** start Data section **
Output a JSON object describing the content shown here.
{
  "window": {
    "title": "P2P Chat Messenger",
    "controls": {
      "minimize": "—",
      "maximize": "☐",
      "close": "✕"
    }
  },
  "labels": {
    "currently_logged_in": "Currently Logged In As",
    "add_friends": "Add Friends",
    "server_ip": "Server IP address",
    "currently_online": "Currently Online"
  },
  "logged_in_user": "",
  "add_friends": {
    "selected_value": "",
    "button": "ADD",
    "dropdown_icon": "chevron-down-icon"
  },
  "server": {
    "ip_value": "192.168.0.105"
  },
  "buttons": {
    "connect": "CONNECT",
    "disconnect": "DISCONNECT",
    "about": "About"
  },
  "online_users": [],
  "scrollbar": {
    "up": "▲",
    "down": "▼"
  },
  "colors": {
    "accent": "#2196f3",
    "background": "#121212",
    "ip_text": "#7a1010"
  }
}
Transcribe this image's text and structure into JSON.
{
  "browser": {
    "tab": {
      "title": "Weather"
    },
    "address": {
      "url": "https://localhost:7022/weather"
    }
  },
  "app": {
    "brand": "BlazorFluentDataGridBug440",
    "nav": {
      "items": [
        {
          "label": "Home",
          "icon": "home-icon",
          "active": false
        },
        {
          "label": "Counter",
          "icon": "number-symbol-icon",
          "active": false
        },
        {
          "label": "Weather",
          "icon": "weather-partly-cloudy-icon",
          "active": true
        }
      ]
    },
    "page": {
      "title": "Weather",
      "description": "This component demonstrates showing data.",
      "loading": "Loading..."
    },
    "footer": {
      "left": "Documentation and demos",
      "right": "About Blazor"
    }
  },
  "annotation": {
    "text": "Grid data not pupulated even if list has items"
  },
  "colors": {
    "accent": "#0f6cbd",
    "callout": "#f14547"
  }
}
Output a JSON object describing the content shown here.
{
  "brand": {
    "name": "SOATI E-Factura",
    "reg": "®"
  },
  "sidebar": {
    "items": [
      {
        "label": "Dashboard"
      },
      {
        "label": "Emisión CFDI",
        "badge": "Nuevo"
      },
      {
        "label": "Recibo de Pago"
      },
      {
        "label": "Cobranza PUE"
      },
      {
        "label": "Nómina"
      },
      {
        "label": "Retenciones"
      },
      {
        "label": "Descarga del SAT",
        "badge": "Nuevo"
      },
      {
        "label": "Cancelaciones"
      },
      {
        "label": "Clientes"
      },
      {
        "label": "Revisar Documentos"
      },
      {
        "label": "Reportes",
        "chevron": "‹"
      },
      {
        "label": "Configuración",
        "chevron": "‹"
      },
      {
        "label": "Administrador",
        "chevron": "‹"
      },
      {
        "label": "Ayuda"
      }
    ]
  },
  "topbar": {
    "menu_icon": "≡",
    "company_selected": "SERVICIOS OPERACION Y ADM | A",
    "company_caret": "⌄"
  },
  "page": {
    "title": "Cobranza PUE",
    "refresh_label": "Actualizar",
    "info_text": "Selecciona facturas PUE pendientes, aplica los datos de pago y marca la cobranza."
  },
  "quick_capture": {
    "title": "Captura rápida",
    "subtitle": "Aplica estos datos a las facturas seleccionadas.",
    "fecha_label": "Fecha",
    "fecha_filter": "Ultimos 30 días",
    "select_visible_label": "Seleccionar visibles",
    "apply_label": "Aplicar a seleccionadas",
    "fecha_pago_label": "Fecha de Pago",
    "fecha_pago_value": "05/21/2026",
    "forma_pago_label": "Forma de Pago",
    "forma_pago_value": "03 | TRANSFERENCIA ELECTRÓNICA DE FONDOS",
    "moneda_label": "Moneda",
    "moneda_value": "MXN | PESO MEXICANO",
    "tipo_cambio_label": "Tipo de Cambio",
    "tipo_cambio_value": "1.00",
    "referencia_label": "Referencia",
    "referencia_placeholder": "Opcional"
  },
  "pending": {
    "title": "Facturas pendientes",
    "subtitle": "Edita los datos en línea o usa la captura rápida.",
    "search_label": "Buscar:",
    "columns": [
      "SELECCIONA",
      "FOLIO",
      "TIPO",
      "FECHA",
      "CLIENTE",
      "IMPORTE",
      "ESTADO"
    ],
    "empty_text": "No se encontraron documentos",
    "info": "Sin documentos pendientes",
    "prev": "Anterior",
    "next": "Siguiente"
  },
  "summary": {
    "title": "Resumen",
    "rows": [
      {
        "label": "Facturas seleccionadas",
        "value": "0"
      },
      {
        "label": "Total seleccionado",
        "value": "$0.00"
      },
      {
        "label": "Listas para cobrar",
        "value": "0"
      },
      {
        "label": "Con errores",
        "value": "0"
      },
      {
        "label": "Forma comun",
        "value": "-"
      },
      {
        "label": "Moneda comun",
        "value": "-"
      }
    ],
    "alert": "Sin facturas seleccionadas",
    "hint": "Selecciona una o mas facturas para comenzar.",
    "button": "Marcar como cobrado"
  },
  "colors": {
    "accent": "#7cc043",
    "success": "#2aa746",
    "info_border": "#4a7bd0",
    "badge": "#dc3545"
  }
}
** end Data section **
#### Requirement:
Transcribe the material above word for word.

#### Exercise result:
Output a JSON object describing the content shown here.
{
  "window": {
    "title": "P2P Chat Messenger",
    "controls": {
      "minimize": "—",
      "maximize": "☐",
      "close": "✕"
    }
  },
  "labels": {
    "currently_logged_in": "Currently Logged In As",
    "add_friends": "Add Friends",
    "server_ip": "Server IP address",
    "currently_online": "Currently Online"
  },
  "logged_in_user": "",
  "add_friends": {
    "selected_value": "",
    "button": "ADD",
    "dropdown_icon": "chevron-down-icon"
  },
  "server": {
    "ip_value": "192.168.0.105"
  },
  "buttons": {
    "connect": "CONNECT",
    "disconnect": "DISCONNECT",
    "about": "About"
  },
  "online_users": [],
  "scrollbar": {
    "up": "▲",
    "down": "▼"
  },
  "colors": {
    "accent": "#2196f3",
    "background": "#121212",
    "ip_text": "#7a1010"
  }
}
Transcribe this image's text and structure into JSON.
{
  "browser": {
    "tab": {
      "title": "Weather"
    },
    "address": {
      "url": "https://localhost:7022/weather"
    }
  },
  "app": {
    "brand": "BlazorFluentDataGridBug440",
    "nav": {
      "items": [
        {
          "label": "Home",
          "icon": "home-icon",
          "active": false
        },
        {
          "label": "Counter",
          "icon": "number-symbol-icon",
          "active": false
        },
        {
          "label": "Weather",
          "icon": "weather-partly-cloudy-icon",
          "active": true
        }
      ]
    },
    "page": {
      "title": "Weather",
      "description": "This component demonstrates showing data.",
      "loading": "Loading..."
    },
    "footer": {
      "left": "Documentation and demos",
      "right": "About Blazor"
    }
  },
  "annotation": {
    "text": "Grid data not pupulated even if list has items"
  },
  "colors": {
    "accent": "#0f6cbd",
    "callout": "#f14547"
  }
}
Output a JSON object describing the content shown here.
{
  "brand": {
    "name": "SOATI E-Factura",
    "reg": "®"
  },
  "sidebar": {
    "items": [
      {
        "label": "Dashboard"
      },
      {
        "label": "Emisión CFDI",
        "badge": "Nuevo"
      },
      {
        "label": "Recibo de Pago"
      },
      {
        "label": "Cobranza PUE"
      },
      {
        "label": "Nómina"
      },
      {
        "label": "Retenciones"
      },
      {
        "label": "Descarga del SAT",
        "badge": "Nuevo"
      },
      {
        "label": "Cancelaciones"
      },
      {
        "label": "Clientes"
      },
      {
        "label": "Revisar Documentos"
      },
      {
        "label": "Reportes",
        "chevron": "‹"
      },
      {
        "label": "Configuración",
        "chevron": "‹"
      },
      {
        "label": "Administrador",
        "chevron": "‹"
      },
      {
        "label": "Ayuda"
      }
    ]
  },
  "topbar": {
    "menu_icon": "≡",
    "company_selected": "SERVICIOS OPERACION Y ADM | A",
    "company_caret": "⌄"
  },
  "page": {
    "title": "Cobranza PUE",
    "refresh_label": "Actualizar",
    "info_text": "Selecciona facturas PUE pendientes, aplica los datos de pago y marca la cobranza."
  },
  "quick_capture": {
    "title": "Captura rápida",
    "subtitle": "Aplica estos datos a las facturas seleccionadas.",
    "fecha_label": "Fecha",
    "fecha_filter": "Ultimos 30 días",
    "select_visible_label": "Seleccionar visibles",
    "apply_label": "Aplicar a seleccionadas",
    "fecha_pago_label": "Fecha de Pago",
    "fecha_pago_value": "05/21/2026",
    "forma_pago_label": "Forma de Pago",
    "forma_pago_value": "03 | TRANSFERENCIA ELECTRÓNICA DE FONDOS",
    "moneda_label": "Moneda",
    "moneda_value": "MXN | PESO MEXICANO",
    "tipo_cambio_label": "Tipo de Cambio",
    "tipo_cambio_value": "1.00",
    "referencia_label": "Referencia",
    "referencia_placeholder": "Opcional"
  },
  "pending": {
    "title": "Facturas pendientes",
    "subtitle": "Edita los datos en línea o usa la captura rápida.",
    "search_label": "Buscar:",
    "columns": [
      "SELECCIONA",
      "FOLIO",
      "TIPO",
      "FECHA",
      "CLIENTE",
      "IMPORTE",
      "ESTADO"
    ],
    "empty_text": "No se encontraron documentos",
    "info": "Sin documentos pendientes",
    "prev": "Anterior",
    "next": "Siguiente"
  },
  "summary": {
    "title": "Resumen",
    "rows": [
      {
        "label": "Facturas seleccionadas",
        "value": "0"
      },
      {
        "label": "Total seleccionado",
        "value": "$0.00"
      },
      {
        "label": "Listas para cobrar",
        "value": "0"
      },
      {
        "label": "Con errores",
        "value": "0"
      },
      {
        "label": "Forma comun",
        "value": "-"
      },
      {
        "label": "Moneda comun",
        "value": "-"
      }
    ],
    "alert": "Sin facturas seleccionadas",
    "hint": "Selecciona una o mas facturas para comenzar.",
    "button": "Marcar como cobrado"
  },
  "colors": {
    "accent": "#7cc043",
    "success": "#2aa746",
    "info_border": "#4a7bd0",
    "badge": "#dc3545"
  }
}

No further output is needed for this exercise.